** REQUIRED WORK **
Go through the listing and return every line with "Disclosed" in it.

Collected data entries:
####################

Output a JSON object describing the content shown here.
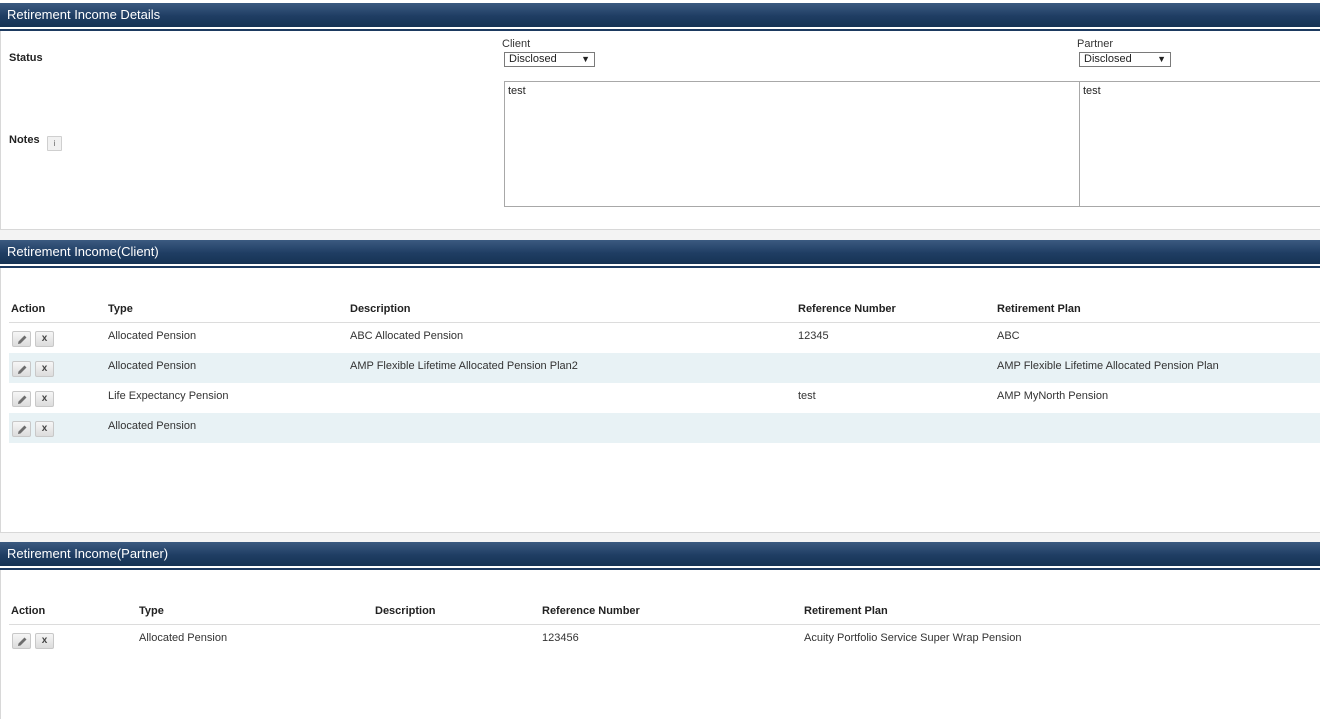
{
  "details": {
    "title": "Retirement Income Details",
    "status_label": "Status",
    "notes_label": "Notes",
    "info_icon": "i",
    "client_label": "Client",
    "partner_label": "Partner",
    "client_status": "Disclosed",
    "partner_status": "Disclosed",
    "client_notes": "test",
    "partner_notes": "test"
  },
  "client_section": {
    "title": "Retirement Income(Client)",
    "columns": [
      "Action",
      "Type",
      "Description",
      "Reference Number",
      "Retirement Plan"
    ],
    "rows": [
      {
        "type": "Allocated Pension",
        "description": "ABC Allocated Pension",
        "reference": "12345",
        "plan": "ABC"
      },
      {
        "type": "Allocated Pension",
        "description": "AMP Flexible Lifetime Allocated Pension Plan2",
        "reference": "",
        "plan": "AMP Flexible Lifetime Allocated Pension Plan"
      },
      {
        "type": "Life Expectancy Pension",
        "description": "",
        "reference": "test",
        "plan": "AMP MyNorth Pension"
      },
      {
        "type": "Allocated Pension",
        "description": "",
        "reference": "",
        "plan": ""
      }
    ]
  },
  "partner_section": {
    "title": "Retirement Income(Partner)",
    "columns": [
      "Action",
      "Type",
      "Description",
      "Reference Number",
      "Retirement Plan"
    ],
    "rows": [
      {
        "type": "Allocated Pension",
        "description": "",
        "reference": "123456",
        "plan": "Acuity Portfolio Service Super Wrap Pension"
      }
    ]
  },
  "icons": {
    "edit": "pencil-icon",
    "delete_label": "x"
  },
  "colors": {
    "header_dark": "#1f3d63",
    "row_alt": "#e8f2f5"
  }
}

####################

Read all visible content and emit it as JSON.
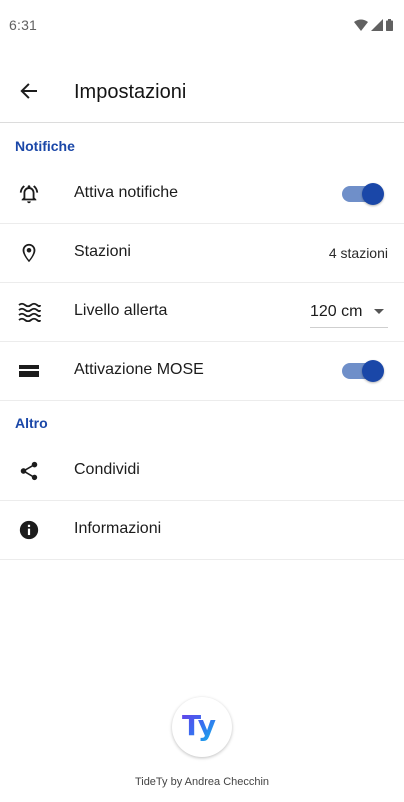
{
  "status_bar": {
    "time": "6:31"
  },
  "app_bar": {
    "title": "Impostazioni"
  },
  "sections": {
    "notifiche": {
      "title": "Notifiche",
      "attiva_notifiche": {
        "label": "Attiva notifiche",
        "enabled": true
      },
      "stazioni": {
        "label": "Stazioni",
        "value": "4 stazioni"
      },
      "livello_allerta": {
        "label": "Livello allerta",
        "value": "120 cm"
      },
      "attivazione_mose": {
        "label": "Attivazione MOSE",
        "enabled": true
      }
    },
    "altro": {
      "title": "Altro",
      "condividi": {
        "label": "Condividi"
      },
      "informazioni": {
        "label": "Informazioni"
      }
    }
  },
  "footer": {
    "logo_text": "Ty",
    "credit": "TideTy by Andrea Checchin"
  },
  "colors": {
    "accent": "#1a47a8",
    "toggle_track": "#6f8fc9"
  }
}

####################

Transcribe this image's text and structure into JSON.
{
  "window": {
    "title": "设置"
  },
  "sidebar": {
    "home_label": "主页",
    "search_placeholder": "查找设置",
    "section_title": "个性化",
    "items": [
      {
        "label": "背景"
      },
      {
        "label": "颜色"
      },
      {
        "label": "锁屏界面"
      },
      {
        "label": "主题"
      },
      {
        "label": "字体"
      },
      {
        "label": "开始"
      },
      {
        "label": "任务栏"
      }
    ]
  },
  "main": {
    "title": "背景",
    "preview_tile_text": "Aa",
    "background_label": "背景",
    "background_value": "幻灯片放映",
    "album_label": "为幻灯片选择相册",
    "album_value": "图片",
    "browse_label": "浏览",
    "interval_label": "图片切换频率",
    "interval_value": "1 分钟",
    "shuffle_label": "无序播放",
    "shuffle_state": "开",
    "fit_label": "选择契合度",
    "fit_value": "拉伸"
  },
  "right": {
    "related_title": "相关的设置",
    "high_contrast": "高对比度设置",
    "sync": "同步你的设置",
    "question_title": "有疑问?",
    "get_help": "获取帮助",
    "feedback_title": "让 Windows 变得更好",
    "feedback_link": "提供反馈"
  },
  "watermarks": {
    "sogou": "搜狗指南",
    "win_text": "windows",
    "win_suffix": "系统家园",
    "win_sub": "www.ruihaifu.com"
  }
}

####################

** REPLY **
    "client_status": "Disclosed",
    "partner_status": "Disclosed",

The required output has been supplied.